Brief » Write out the data again exactly, skipping every picture.

Available records »
--- begin ---

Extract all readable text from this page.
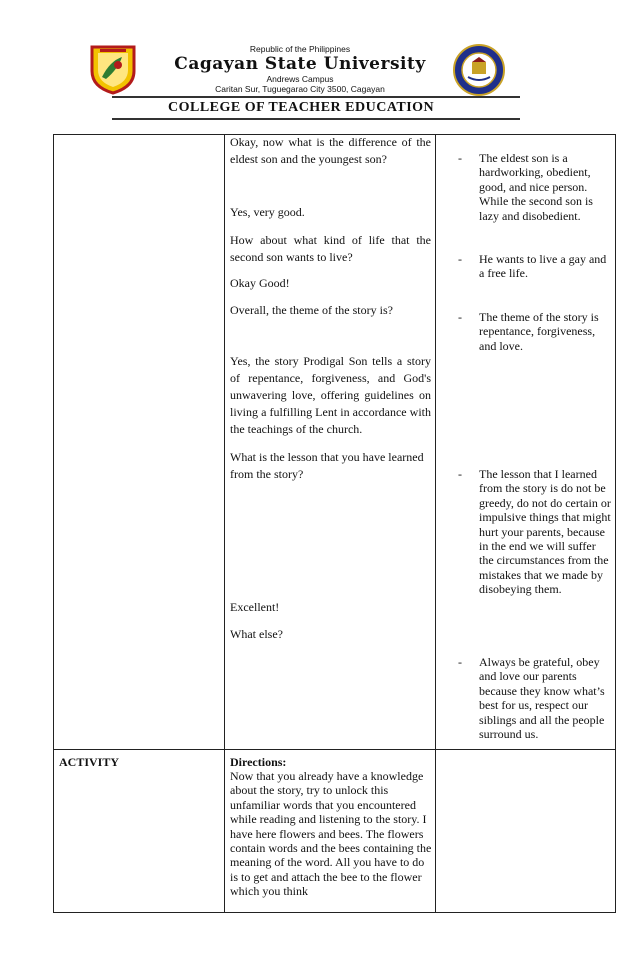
Republic of the Philippines
Cagayan State University
Andrews Campus
Caritan Sur, Tuguegarao City 3500, Cagayan
COLLEGE OF TEACHER EDUCATION
Okay, now what is the difference of the eldest son and the youngest son?
Yes, very good.
How about what kind of life that the second son wants to live?
Okay Good!
Overall, the theme of the story is?
Yes, the story Prodigal Son tells a story of repentance, forgiveness, and God's unwavering love, offering guidelines on living a fulfilling Lent in accordance with the teachings of the church.
What is the lesson that you have learned from the story?
Excellent!
What else?
- The eldest son is a hardworking, obedient, good, and nice person. While the second son is lazy and disobedient.
- He wants to live a gay and a free life.
- The theme of the story is repentance, forgiveness, and love.
- The lesson that I learned from the story is do not be greedy, do not do certain or impulsive things that might hurt your parents, because in the end we will suffer the circumstances from the mistakes that we made by disobeying them.
- Always be grateful, obey and love our parents because they know what’s best for us, respect our siblings and all the people surround us.
ACTIVITY	Directions:
Now that you already have a knowledge about the story, try to unlock this unfamiliar words that you encountered while reading and listening to the story. I have here flowers and bees. The flowers contain words and the bees containing the meaning of the word. All you have to do is to get and attach the bee to the flower which you think
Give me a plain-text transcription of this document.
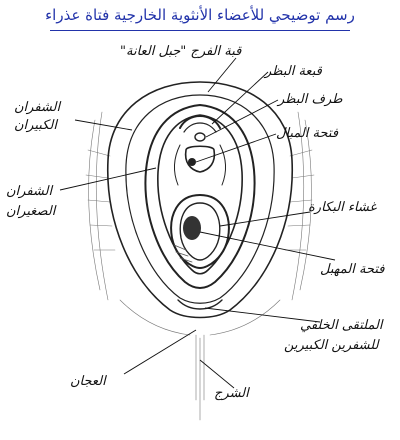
رسم توضيحي للأعضاء الأنثوية الخارجية فتاة عذراء
قبة الفرج "جبل العانة"
قبعة البظر
طرف البظر
الشفران
الكبيران
فتحة المبال
الشفران
الصغيران	غشاء البكارة
فتحة المهبل
الملتقى الخلفي
للشفرين الكبيرين
العجان
الشرج
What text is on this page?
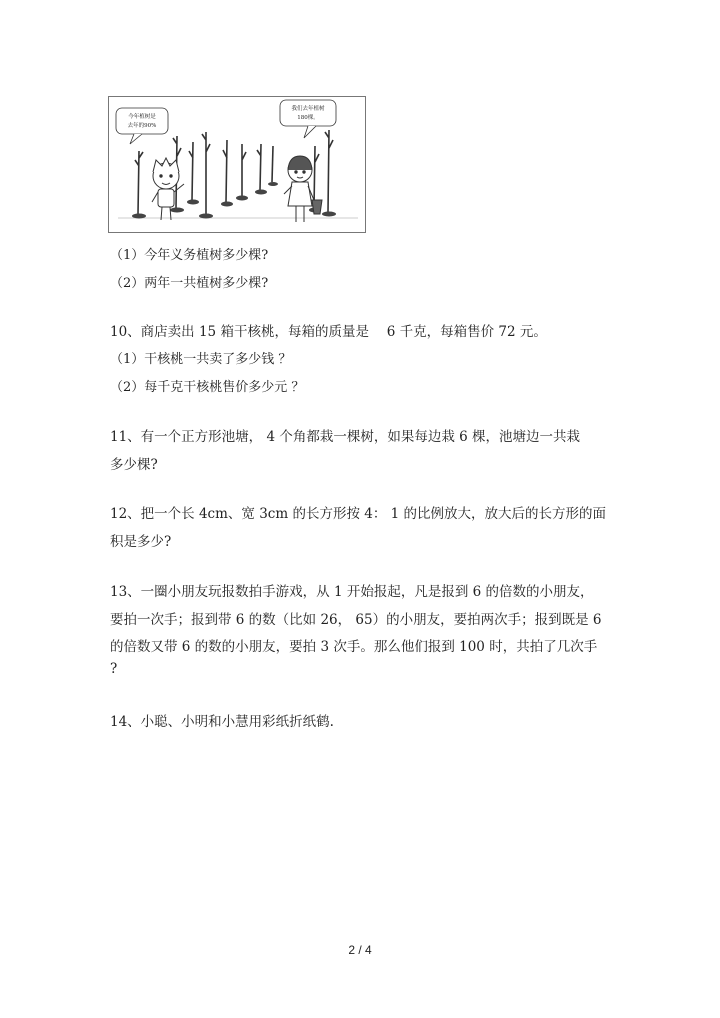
今年植树是
去年的90%
我们去年植树
180棵。
（1）今年义务植树多少棵?
（2）两年一共植树多少棵?
10、商店卖出 15 箱干核桃，每箱的质量是　 6 千克，每箱售价 72 元。
（1）干核桃一共卖了多少钱 ？
（2）每千克干核桃售价多少元 ？
11、有一个正方形池塘， 4 个角都栽一棵树，如果每边栽 6 棵，池塘边一共栽
多少棵?
12、把一个长 4cm、宽 3cm 的长方形按 4： 1 的比例放大，放大后的长方形的面
积是多少?
13、一圈小朋友玩报数拍手游戏，从 1 开始报起，凡是报到 6 的倍数的小朋友，
要拍一次手；报到带 6 的数（比如 26， 65）的小朋友，要拍两次手；报到既是 6
的倍数又带 6 的数的小朋友，要拍 3 次手。那么他们报到 100 时，共拍了几次手
?
14、小聪、小明和小慧用彩纸折纸鹤.
2 / 4
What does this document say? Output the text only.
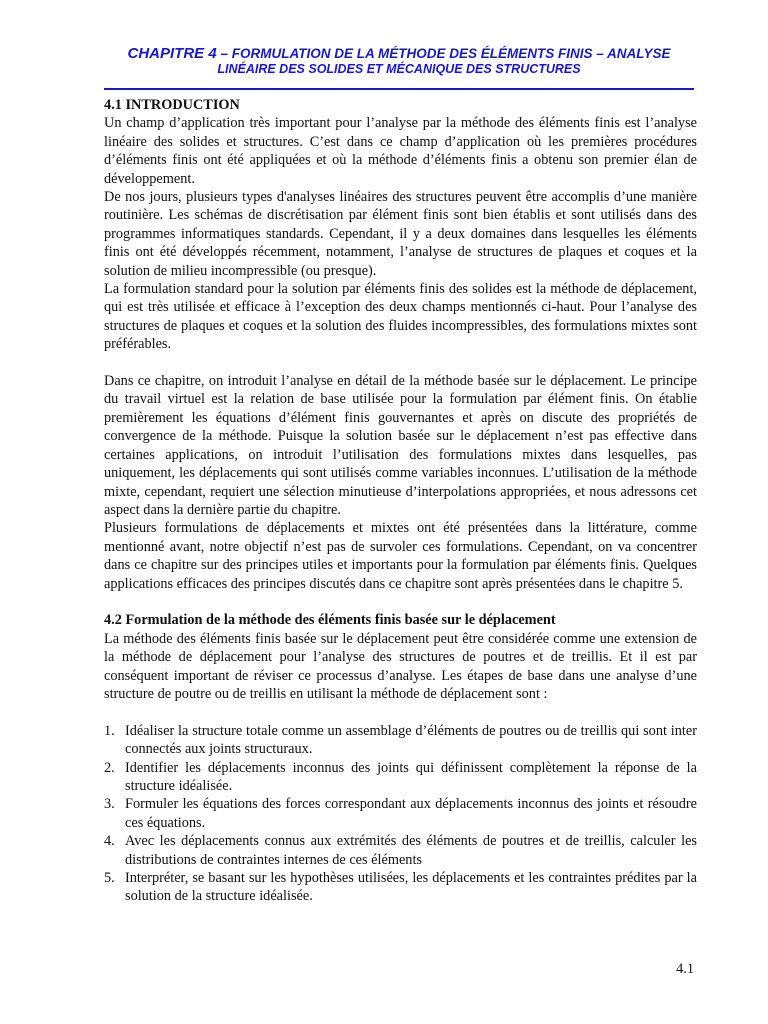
CHAPITRE 4 – FORMULATION DE LA MÉTHODE DES ÉLÉMENTS FINIS – ANALYSE
LINÉAIRE DES SOLIDES ET MÉCANIQUE DES STRUCTURES
4.1 INTRODUCTION

Un champ d’application très important pour l’analyse par la méthode des éléments finis est l’analyse linéaire des solides et structures. C’est dans ce champ d’application où les premières procédures d’éléments finis ont été appliquées et où la méthode d’éléments finis a obtenu son premier élan de développement.

De nos jours, plusieurs types d'analyses linéaires des structures peuvent être accomplis d’une manière routinière. Les schémas de discrétisation par élément finis sont bien établis et sont utilisés dans des programmes informatiques standards. Cependant, il y a deux domaines dans lesquelles les éléments finis ont été développés récemment, notamment, l’analyse de structures de plaques et coques et la solution de milieu incompressible (ou presque).

La formulation standard pour la solution par éléments finis des solides est la méthode de déplacement, qui est très utilisée et efficace à l’exception des deux champs mentionnés ci-haut. Pour l’analyse des structures de plaques et coques et la solution des fluides incompressibles, des formulations mixtes sont préférables.

Dans ce chapitre, on introduit l’analyse en détail de la méthode basée sur le déplacement. Le principe du travail virtuel est la relation de base utilisée pour la formulation par élément finis. On établie premièrement les équations d’élément finis gouvernantes et après on discute des propriétés de convergence de la méthode. Puisque la solution basée sur le déplacement n’est pas effective dans certaines applications, on introduit l’utilisation des formulations mixtes dans lesquelles, pas uniquement, les déplacements qui sont utilisés comme variables inconnues. L’utilisation de la méthode mixte, cependant, requiert une sélection minutieuse d’interpolations appropriées, et nous adressons cet aspect dans la dernière partie du chapitre.

Plusieurs formulations de déplacements et mixtes ont été présentées dans la littérature, comme mentionné avant, notre objectif n’est pas de survoler ces formulations. Cependant, on va concentrer dans ce chapitre sur des principes utiles et importants pour la formulation par éléments finis. Quelques applications efficaces des principes discutés dans ce chapitre sont après présentées dans le chapitre 5.

4.2 Formulation de la méthode des éléments finis basée sur le déplacement

La méthode des éléments finis basée sur le déplacement peut être considérée comme une extension de la méthode de déplacement pour l’analyse des structures de poutres et de treillis. Et il est par conséquent important de réviser ce processus d’analyse. Les étapes de base dans une analyse d’une structure de poutre ou de treillis en utilisant la méthode de déplacement sont :

1. Idéaliser la structure totale comme un assemblage d’éléments de poutres ou de treillis qui sont inter connectés aux joints structuraux.
2. Identifier les déplacements inconnus des joints qui définissent complètement la réponse de la structure idéalisée.
3. Formuler les équations des forces correspondant aux déplacements inconnus des joints et résoudre ces équations.
4. Avec les déplacements connus aux extrémités des éléments de poutres et de treillis, calculer les distributions de contraintes internes de ces éléments
5. Interpréter, se basant sur les hypothèses utilisées, les déplacements et les contraintes prédites par la solution de la structure idéalisée.
4.1
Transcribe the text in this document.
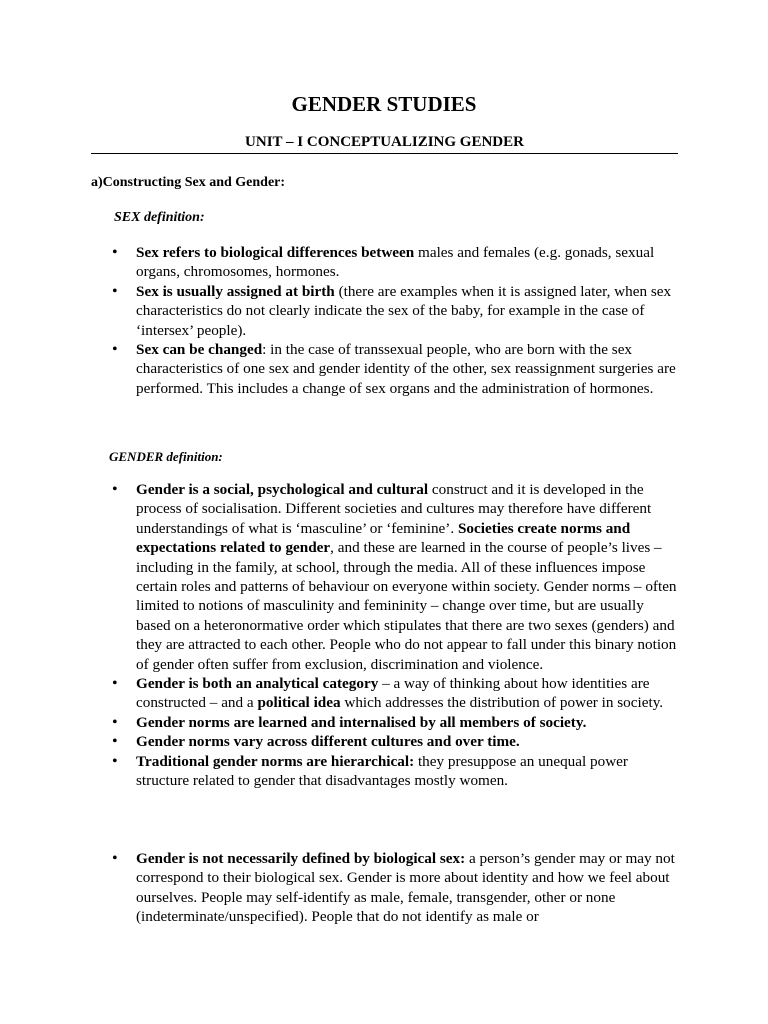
GENDER STUDIES
UNIT – I CONCEPTUALIZING GENDER

a)Constructing Sex and Gender:

SEX definition:

• Sex refers to biological differences between males and females (e.g. gonads, sexual organs, chromosomes, hormones.
• Sex is usually assigned at birth (there are examples when it is assigned later, when sex characteristics do not clearly indicate the sex of the baby, for example in the case of ‘intersex’ people).
• Sex can be changed: in the case of transsexual people, who are born with the sex characteristics of one sex and gender identity of the other, sex reassignment surgeries are performed. This includes a change of sex organs and the administration of hormones.

GENDER definition:

• Gender is a social, psychological and cultural construct and it is developed in the process of socialisation. Different societies and cultures may therefore have different understandings of what is ‘masculine’ or ‘feminine’. Societies create norms and expectations related to gender, and these are learned in the course of people’s lives – including in the family, at school, through the media. All of these influences impose certain roles and patterns of behaviour on everyone within society. Gender norms – often limited to notions of masculinity and femininity – change over time, but are usually based on a heteronormative order which stipulates that there are two sexes (genders) and they are attracted to each other. People who do not appear to fall under this binary notion of gender often suffer from exclusion, discrimination and violence.
• Gender is both an analytical category – a way of thinking about how identities are constructed – and a political idea which addresses the distribution of power in society.
• Gender norms are learned and internalised by all members of society.
• Gender norms vary across different cultures and over time.
• Traditional gender norms are hierarchical: they presuppose an unequal power structure related to gender that disadvantages mostly women.
• Gender is not necessarily defined by biological sex: a person’s gender may or may not correspond to their biological sex. Gender is more about identity and how we feel about ourselves. People may self-identify as male, female, transgender, other or none (indeterminate/unspecified). People that do not identify as male or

--- end ---

Full response »
Extract all readable text from this page.
Republic of the Philippines
Cagayan State University
Andrews Campus
Caritan Sur, Tuguegarao City 3500, Cagayan
COLLEGE OF TEACHER EDUCATION
Okay, now what is the difference of the eldest son and the youngest son?
Yes, very good.
How about what kind of life that the second son wants to live?
Okay Good!
Overall, the theme of the story is?
Yes, the story Prodigal Son tells a story of repentance, forgiveness, and God's unwavering love, offering guidelines on living a fulfilling Lent in accordance with the teachings of the church.
What is the lesson that you have learned from the story?
Excellent!
What else?
- The eldest son is a hardworking, obedient, good, and nice person. While the second son is lazy and disobedient.
- He wants to live a gay and a free life.
- The theme of the story is repentance, forgiveness, and love.
- The lesson that I learned from the story is do not be greedy, do not do certain or impulsive things that might hurt your parents, because in the end we will suffer the circumstances from the mistakes that we made by disobeying them.
- Always be grateful, obey and love our parents because they know what’s best for us, respect our siblings and all the people surround us.
ACTIVITY	Directions:
Now that you already have a knowledge about the story, try to unlock this unfamiliar words that you encountered while reading and listening to the story. I have here flowers and bees. The flowers contain words and the bees containing the meaning of the word. All you have to do is to get and attach the bee to the flower which you think
Give me a plain-text transcription of this document.
رسم توضيحي للأعضاء الأنثوية الخارجية فتاة عذراء
قبة الفرج "جبل العانة"
قبعة البظر
طرف البظر
الشفران
الكبيران
فتحة المبال
الشفران
الصغيران	غشاء البكارة
فتحة المهبل
الملتقى الخلفي
للشفرين الكبيرين
العجان
الشرج
What text is on this page?
今年植树是
去年的90%
我们去年植树
180棵。
（1）今年义务植树多少棵?
（2）两年一共植树多少棵?
10、商店卖出 15 箱干核桃，每箱的质量是　 6 千克，每箱售价 72 元。
（1）干核桃一共卖了多少钱 ？
（2）每千克干核桃售价多少元 ？
11、有一个正方形池塘， 4 个角都栽一棵树，如果每边栽 6 棵，池塘边一共栽
多少棵?
12、把一个长 4cm、宽 3cm 的长方形按 4： 1 的比例放大，放大后的长方形的面
积是多少?
13、一圈小朋友玩报数拍手游戏，从 1 开始报起，凡是报到 6 的倍数的小朋友，
要拍一次手；报到带 6 的数（比如 26， 65）的小朋友，要拍两次手；报到既是 6
的倍数又带 6 的数的小朋友，要拍 3 次手。那么他们报到 100 时，共拍了几次手
?
14、小聪、小明和小慧用彩纸折纸鹤.
2 / 4
What does this document say? Output the text only.
CHAPITRE 4 – FORMULATION DE LA MÉTHODE DES ÉLÉMENTS FINIS – ANALYSE
LINÉAIRE DES SOLIDES ET MÉCANIQUE DES STRUCTURES
4.1 INTRODUCTION

Un champ d’application très important pour l’analyse par la méthode des éléments finis est l’analyse linéaire des solides et structures. C’est dans ce champ d’application où les premières procédures d’éléments finis ont été appliquées et où la méthode d’éléments finis a obtenu son premier élan de développement.

De nos jours, plusieurs types d'analyses linéaires des structures peuvent être accomplis d’une manière routinière. Les schémas de discrétisation par élément finis sont bien établis et sont utilisés dans des programmes informatiques standards. Cependant, il y a deux domaines dans lesquelles les éléments finis ont été développés récemment, notamment, l’analyse de structures de plaques et coques et la solution de milieu incompressible (ou presque).

La formulation standard pour la solution par éléments finis des solides est la méthode de déplacement, qui est très utilisée et efficace à l’exception des deux champs mentionnés ci-haut. Pour l’analyse des structures de plaques et coques et la solution des fluides incompressibles, des formulations mixtes sont préférables.

Dans ce chapitre, on introduit l’analyse en détail de la méthode basée sur le déplacement. Le principe du travail virtuel est la relation de base utilisée pour la formulation par élément finis. On établie premièrement les équations d’élément finis gouvernantes et après on discute des propriétés de convergence de la méthode. Puisque la solution basée sur le déplacement n’est pas effective dans certaines applications, on introduit l’utilisation des formulations mixtes dans lesquelles, pas uniquement, les déplacements qui sont utilisés comme variables inconnues. L’utilisation de la méthode mixte, cependant, requiert une sélection minutieuse d’interpolations appropriées, et nous adressons cet aspect dans la dernière partie du chapitre.

Plusieurs formulations de déplacements et mixtes ont été présentées dans la littérature, comme mentionné avant, notre objectif n’est pas de survoler ces formulations. Cependant, on va concentrer dans ce chapitre sur des principes utiles et importants pour la formulation par éléments finis. Quelques applications efficaces des principes discutés dans ce chapitre sont après présentées dans le chapitre 5.

4.2 Formulation de la méthode des éléments finis basée sur le déplacement

La méthode des éléments finis basée sur le déplacement peut être considérée comme une extension de la méthode de déplacement pour l’analyse des structures de poutres et de treillis. Et il est par conséquent important de réviser ce processus d’analyse. Les étapes de base dans une analyse d’une structure de poutre ou de treillis en utilisant la méthode de déplacement sont :

1. Idéaliser la structure totale comme un assemblage d’éléments de poutres ou de treillis qui sont inter connectés aux joints structuraux.
2. Identifier les déplacements inconnus des joints qui définissent complètement la réponse de la structure idéalisée.
3. Formuler les équations des forces correspondant aux déplacements inconnus des joints et résoudre ces équations.
4. Avec les déplacements connus aux extrémités des éléments de poutres et de treillis, calculer les distributions de contraintes internes de ces éléments
5. Interpréter, se basant sur les hypothèses utilisées, les déplacements et les contraintes prédites par la solution de la structure idéalisée.
4.1
Transcribe the text in this document.
GENDER STUDIES
UNIT – I CONCEPTUALIZING GENDER

a)Constructing Sex and Gender:

SEX definition:

• Sex refers to biological differences between males and females (e.g. gonads, sexual organs, chromosomes, hormones.
• Sex is usually assigned at birth (there are examples when it is assigned later, when sex characteristics do not clearly indicate the sex of the baby, for example in the case of ‘intersex’ people).
• Sex can be changed: in the case of transsexual people, who are born with the sex characteristics of one sex and gender identity of the other, sex reassignment surgeries are performed. This includes a change of sex organs and the administration of hormones.

GENDER definition:

• Gender is a social, psychological and cultural construct and it is developed in the process of socialisation. Different societies and cultures may therefore have different understandings of what is ‘masculine’ or ‘feminine’. Societies create norms and expectations related to gender, and these are learned in the course of people’s lives – including in the family, at school, through the media. All of these influences impose certain roles and patterns of behaviour on everyone within society. Gender norms – often limited to notions of masculinity and femininity – change over time, but are usually based on a heteronormative order which stipulates that there are two sexes (genders) and they are attracted to each other. People who do not appear to fall under this binary notion of gender often suffer from exclusion, discrimination and violence.
• Gender is both an analytical category – a way of thinking about how identities are constructed – and a political idea which addresses the distribution of power in society.
• Gender norms are learned and internalised by all members of society.
• Gender norms vary across different cultures and over time.
• Traditional gender norms are hierarchical: they presuppose an unequal power structure related to gender that disadvantages mostly women.
• Gender is not necessarily defined by biological sex: a person’s gender may or may not correspond to their biological sex. Gender is more about identity and how we feel about ourselves. People may self-identify as male, female, transgender, other or none (indeterminate/unspecified). People that do not identify as male or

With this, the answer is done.